_THE EXERCISE_.
Exactly reproduce the lines that follow.

═══

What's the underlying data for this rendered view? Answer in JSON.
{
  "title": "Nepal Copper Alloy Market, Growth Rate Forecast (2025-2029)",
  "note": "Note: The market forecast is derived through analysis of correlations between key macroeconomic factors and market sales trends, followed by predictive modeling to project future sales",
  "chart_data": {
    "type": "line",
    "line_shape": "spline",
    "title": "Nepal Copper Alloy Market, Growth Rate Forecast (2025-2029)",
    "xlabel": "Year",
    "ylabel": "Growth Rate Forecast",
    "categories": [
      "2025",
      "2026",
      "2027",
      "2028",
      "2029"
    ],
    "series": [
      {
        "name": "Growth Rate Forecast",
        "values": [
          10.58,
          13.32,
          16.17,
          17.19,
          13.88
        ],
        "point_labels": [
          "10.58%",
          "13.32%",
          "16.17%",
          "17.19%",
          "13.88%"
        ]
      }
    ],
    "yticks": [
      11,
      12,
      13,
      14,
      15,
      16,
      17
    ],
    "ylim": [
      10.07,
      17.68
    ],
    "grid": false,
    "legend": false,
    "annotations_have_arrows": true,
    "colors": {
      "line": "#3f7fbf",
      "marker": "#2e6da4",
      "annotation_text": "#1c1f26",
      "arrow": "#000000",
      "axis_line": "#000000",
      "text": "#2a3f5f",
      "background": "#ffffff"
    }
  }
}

═══

_TASK OUTPUT_.
What's the underlying data for this rendered view? Answer in JSON.
{
  "title": "Nepal Copper Alloy Market, Growth Rate Forecast (2025-2029)",
  "note": "Note: The market forecast is derived through analysis of correlations between key macroeconomic factors and market sales trends, followed by predictive modeling to project future sales",
  "chart_data": {
    "type": "line",
    "line_shape": "spline",
    "title": "Nepal Copper Alloy Market, Growth Rate Forecast (2025-2029)",
    "xlabel": "Year",
    "ylabel": "Growth Rate Forecast",
    "categories": [
      "2025",
      "2026",
      "2027",
      "2028",
      "2029"
    ],
    "series": [
      {
        "name": "Growth Rate Forecast",
        "values": [
          10.58,
          13.32,
          16.17,
          17.19,
          13.88
        ],
        "point_labels": [
          "10.58%",
          "13.32%",
          "16.17%",
          "17.19%",
          "13.88%"
        ]
      }
    ],
    "yticks": [
      11,
      12,
      13,
      14,
      15,
      16,
      17
    ],
    "ylim": [
      10.07,
      17.68
    ],
    "grid": false,
    "legend": false,
    "annotations_have_arrows": true,
    "colors": {
      "line": "#3f7fbf",
      "marker": "#2e6da4",
      "annotation_text": "#1c1f26",
      "arrow": "#000000",
      "axis_line": "#000000",
      "text": "#2a3f5f",
      "background": "#ffffff"
    }
  }
}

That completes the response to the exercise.